● PROBLEM STATEMENT
Write each record again exactly as it stands.
-- start of AVAILABLE DATA --
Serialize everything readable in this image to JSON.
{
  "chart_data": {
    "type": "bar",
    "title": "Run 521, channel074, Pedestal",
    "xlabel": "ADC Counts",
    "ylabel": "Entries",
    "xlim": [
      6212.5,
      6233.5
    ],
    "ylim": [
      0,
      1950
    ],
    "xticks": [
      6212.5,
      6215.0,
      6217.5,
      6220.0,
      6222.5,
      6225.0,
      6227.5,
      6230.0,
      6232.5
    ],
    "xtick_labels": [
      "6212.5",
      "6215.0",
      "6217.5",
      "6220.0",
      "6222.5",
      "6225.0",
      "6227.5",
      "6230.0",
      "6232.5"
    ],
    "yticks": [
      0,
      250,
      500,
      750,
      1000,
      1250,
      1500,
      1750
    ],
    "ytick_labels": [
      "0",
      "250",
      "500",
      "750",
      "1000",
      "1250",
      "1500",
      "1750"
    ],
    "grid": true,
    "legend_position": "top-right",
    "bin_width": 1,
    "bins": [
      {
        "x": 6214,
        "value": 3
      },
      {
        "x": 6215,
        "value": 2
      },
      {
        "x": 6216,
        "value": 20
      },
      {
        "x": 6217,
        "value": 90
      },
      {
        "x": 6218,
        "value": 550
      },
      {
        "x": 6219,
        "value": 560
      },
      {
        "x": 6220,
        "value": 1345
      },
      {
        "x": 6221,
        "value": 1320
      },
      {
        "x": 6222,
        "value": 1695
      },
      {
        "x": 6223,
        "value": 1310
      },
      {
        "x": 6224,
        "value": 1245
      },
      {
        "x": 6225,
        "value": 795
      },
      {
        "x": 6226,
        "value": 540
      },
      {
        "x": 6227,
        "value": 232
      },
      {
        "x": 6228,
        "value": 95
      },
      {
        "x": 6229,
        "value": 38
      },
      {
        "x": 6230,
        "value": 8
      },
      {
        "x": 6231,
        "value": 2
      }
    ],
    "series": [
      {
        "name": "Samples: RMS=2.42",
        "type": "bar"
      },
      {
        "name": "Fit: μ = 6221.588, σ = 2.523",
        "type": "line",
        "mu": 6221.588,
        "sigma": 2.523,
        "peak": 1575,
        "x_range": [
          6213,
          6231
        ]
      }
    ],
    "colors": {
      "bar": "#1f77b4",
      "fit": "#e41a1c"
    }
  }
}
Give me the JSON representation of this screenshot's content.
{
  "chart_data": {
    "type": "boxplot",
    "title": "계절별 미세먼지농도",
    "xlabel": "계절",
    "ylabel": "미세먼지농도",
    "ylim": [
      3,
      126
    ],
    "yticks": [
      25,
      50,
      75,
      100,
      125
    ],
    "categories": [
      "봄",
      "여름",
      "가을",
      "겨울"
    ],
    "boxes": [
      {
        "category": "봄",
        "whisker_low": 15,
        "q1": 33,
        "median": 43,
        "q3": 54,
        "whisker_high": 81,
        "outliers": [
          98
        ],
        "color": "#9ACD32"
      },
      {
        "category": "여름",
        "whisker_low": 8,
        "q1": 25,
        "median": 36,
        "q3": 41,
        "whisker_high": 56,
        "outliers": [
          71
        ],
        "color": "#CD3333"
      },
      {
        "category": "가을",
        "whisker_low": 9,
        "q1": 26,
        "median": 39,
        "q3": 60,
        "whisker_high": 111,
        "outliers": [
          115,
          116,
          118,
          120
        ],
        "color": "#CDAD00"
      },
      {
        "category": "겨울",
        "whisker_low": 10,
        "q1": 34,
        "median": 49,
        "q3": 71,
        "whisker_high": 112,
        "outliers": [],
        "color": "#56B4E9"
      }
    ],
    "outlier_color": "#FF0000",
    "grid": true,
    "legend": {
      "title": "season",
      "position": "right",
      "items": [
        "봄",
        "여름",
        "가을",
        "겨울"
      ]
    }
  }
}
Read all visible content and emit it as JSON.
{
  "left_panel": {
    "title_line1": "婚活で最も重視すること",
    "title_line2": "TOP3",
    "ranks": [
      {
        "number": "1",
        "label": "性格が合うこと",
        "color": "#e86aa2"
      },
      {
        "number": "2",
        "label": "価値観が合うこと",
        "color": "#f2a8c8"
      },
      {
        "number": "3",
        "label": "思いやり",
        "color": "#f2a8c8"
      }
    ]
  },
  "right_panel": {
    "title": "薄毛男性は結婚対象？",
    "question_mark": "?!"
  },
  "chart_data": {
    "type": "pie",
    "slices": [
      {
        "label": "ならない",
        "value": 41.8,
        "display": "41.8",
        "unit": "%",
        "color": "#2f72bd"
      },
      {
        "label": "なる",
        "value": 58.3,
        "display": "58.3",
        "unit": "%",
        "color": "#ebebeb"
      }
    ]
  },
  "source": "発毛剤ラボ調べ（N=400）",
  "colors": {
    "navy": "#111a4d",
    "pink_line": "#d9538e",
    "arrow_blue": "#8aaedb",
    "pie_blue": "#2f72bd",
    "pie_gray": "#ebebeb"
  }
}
-- end of AVAILABLE DATA --
● ANSWER TO THIS TASK
Serialize everything readable in this image to JSON.
{
  "chart_data": {
    "type": "bar",
    "title": "Run 521, channel074, Pedestal",
    "xlabel": "ADC Counts",
    "ylabel": "Entries",
    "xlim": [
      6212.5,
      6233.5
    ],
    "ylim": [
      0,
      1950
    ],
    "xticks": [
      6212.5,
      6215.0,
      6217.5,
      6220.0,
      6222.5,
      6225.0,
      6227.5,
      6230.0,
      6232.5
    ],
    "xtick_labels": [
      "6212.5",
      "6215.0",
      "6217.5",
      "6220.0",
      "6222.5",
      "6225.0",
      "6227.5",
      "6230.0",
      "6232.5"
    ],
    "yticks": [
      0,
      250,
      500,
      750,
      1000,
      1250,
      1500,
      1750
    ],
    "ytick_labels": [
      "0",
      "250",
      "500",
      "750",
      "1000",
      "1250",
      "1500",
      "1750"
    ],
    "grid": true,
    "legend_position": "top-right",
    "bin_width": 1,
    "bins": [
      {
        "x": 6214,
        "value": 3
      },
      {
        "x": 6215,
        "value": 2
      },
      {
        "x": 6216,
        "value": 20
      },
      {
        "x": 6217,
        "value": 90
      },
      {
        "x": 6218,
        "value": 550
      },
      {
        "x": 6219,
        "value": 560
      },
      {
        "x": 6220,
        "value": 1345
      },
      {
        "x": 6221,
        "value": 1320
      },
      {
        "x": 6222,
        "value": 1695
      },
      {
        "x": 6223,
        "value": 1310
      },
      {
        "x": 6224,
        "value": 1245
      },
      {
        "x": 6225,
        "value": 795
      },
      {
        "x": 6226,
        "value": 540
      },
      {
        "x": 6227,
        "value": 232
      },
      {
        "x": 6228,
        "value": 95
      },
      {
        "x": 6229,
        "value": 38
      },
      {
        "x": 6230,
        "value": 8
      },
      {
        "x": 6231,
        "value": 2
      }
    ],
    "series": [
      {
        "name": "Samples: RMS=2.42",
        "type": "bar"
      },
      {
        "name": "Fit: μ = 6221.588, σ = 2.523",
        "type": "line",
        "mu": 6221.588,
        "sigma": 2.523,
        "peak": 1575,
        "x_range": [
          6213,
          6231
        ]
      }
    ],
    "colors": {
      "bar": "#1f77b4",
      "fit": "#e41a1c"
    }
  }
}
Give me the JSON representation of this screenshot's content.
{
  "chart_data": {
    "type": "boxplot",
    "title": "계절별 미세먼지농도",
    "xlabel": "계절",
    "ylabel": "미세먼지농도",
    "ylim": [
      3,
      126
    ],
    "yticks": [
      25,
      50,
      75,
      100,
      125
    ],
    "categories": [
      "봄",
      "여름",
      "가을",
      "겨울"
    ],
    "boxes": [
      {
        "category": "봄",
        "whisker_low": 15,
        "q1": 33,
        "median": 43,
        "q3": 54,
        "whisker_high": 81,
        "outliers": [
          98
        ],
        "color": "#9ACD32"
      },
      {
        "category": "여름",
        "whisker_low": 8,
        "q1": 25,
        "median": 36,
        "q3": 41,
        "whisker_high": 56,
        "outliers": [
          71
        ],
        "color": "#CD3333"
      },
      {
        "category": "가을",
        "whisker_low": 9,
        "q1": 26,
        "median": 39,
        "q3": 60,
        "whisker_high": 111,
        "outliers": [
          115,
          116,
          118,
          120
        ],
        "color": "#CDAD00"
      },
      {
        "category": "겨울",
        "whisker_low": 10,
        "q1": 34,
        "median": 49,
        "q3": 71,
        "whisker_high": 112,
        "outliers": [],
        "color": "#56B4E9"
      }
    ],
    "outlier_color": "#FF0000",
    "grid": true,
    "legend": {
      "title": "season",
      "position": "right",
      "items": [
        "봄",
        "여름",
        "가을",
        "겨울"
      ]
    }
  }
}
Read all visible content and emit it as JSON.
{
  "left_panel": {
    "title_line1": "婚活で最も重視すること",
    "title_line2": "TOP3",
    "ranks": [
      {
        "number": "1",
        "label": "性格が合うこと",
        "color": "#e86aa2"
      },
      {
        "number": "2",
        "label": "価値観が合うこと",
        "color": "#f2a8c8"
      },
      {
        "number": "3",
        "label": "思いやり",
        "color": "#f2a8c8"
      }
    ]
  },
  "right_panel": {
    "title": "薄毛男性は結婚対象？",
    "question_mark": "?!"
  },
  "chart_data": {
    "type": "pie",
    "slices": [
      {
        "label": "ならない",
        "value": 41.8,
        "display": "41.8",
        "unit": "%",
        "color": "#2f72bd"
      },
      {
        "label": "なる",
        "value": 58.3,
        "display": "58.3",
        "unit": "%",
        "color": "#ebebeb"
      }
    ]
  },
  "source": "発毛剤ラボ調べ（N=400）",
  "colors": {
    "navy": "#111a4d",
    "pink_line": "#d9538e",
    "arrow_blue": "#8aaedb",
    "pie_blue": "#2f72bd",
    "pie_gray": "#ebebeb"
  }
}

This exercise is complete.